**Set task:** Repeat every line of the material, character for character.

**Stored data:**
--------------------
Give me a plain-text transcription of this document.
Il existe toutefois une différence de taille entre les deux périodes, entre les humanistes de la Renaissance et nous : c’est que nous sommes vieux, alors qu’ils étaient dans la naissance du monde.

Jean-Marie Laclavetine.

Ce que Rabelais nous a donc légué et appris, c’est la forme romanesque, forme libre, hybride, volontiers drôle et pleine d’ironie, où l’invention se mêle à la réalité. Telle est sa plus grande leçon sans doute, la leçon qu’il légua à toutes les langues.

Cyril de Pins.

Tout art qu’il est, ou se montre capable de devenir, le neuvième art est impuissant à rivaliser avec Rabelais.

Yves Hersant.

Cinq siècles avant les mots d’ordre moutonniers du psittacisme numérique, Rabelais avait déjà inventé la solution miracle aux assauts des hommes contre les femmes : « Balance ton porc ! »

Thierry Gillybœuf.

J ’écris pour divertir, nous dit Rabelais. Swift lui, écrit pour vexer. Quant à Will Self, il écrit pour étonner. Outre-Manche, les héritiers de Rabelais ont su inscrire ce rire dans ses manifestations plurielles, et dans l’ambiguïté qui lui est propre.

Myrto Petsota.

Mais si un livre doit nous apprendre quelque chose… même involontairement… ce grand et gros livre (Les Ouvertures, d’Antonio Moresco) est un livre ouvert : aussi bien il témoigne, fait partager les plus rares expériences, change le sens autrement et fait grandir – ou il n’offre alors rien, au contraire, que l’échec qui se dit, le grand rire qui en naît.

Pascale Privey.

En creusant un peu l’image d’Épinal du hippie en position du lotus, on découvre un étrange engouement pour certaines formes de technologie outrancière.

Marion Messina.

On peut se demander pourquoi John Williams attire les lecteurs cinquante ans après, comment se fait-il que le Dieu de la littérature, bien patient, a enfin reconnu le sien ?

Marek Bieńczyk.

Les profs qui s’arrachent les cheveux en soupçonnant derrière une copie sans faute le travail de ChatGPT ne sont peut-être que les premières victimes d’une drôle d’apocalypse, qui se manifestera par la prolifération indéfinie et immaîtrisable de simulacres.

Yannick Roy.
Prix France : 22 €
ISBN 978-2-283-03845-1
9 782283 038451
--------------------
**Exercise solution:**
Give me a plain-text transcription of this document.
Il existe toutefois une différence de taille entre les deux périodes, entre les humanistes de la Renaissance et nous : c’est que nous sommes vieux, alors qu’ils étaient dans la naissance du monde.

Jean-Marie Laclavetine.

Ce que Rabelais nous a donc légué et appris, c’est la forme romanesque, forme libre, hybride, volontiers drôle et pleine d’ironie, où l’invention se mêle à la réalité. Telle est sa plus grande leçon sans doute, la leçon qu’il légua à toutes les langues.

Cyril de Pins.

Tout art qu’il est, ou se montre capable de devenir, le neuvième art est impuissant à rivaliser avec Rabelais.

Yves Hersant.

Cinq siècles avant les mots d’ordre moutonniers du psittacisme numérique, Rabelais avait déjà inventé la solution miracle aux assauts des hommes contre les femmes : « Balance ton porc ! »

Thierry Gillybœuf.

J ’écris pour divertir, nous dit Rabelais. Swift lui, écrit pour vexer. Quant à Will Self, il écrit pour étonner. Outre-Manche, les héritiers de Rabelais ont su inscrire ce rire dans ses manifestations plurielles, et dans l’ambiguïté qui lui est propre.

Myrto Petsota.

Mais si un livre doit nous apprendre quelque chose… même involontairement… ce grand et gros livre (Les Ouvertures, d’Antonio Moresco) est un livre ouvert : aussi bien il témoigne, fait partager les plus rares expériences, change le sens autrement et fait grandir – ou il n’offre alors rien, au contraire, que l’échec qui se dit, le grand rire qui en naît.

Pascale Privey.

En creusant un peu l’image d’Épinal du hippie en position du lotus, on découvre un étrange engouement pour certaines formes de technologie outrancière.

Marion Messina.

On peut se demander pourquoi John Williams attire les lecteurs cinquante ans après, comment se fait-il que le Dieu de la littérature, bien patient, a enfin reconnu le sien ?

Marek Bieńczyk.

Les profs qui s’arrachent les cheveux en soupçonnant derrière une copie sans faute le travail de ChatGPT ne sont peut-être que les premières victimes d’une drôle d’apocalypse, qui se manifestera par la prolifération indéfinie et immaîtrisable de simulacres.

Yannick Roy.
Prix France : 22 €
ISBN 978-2-283-03845-1
9 782283 038451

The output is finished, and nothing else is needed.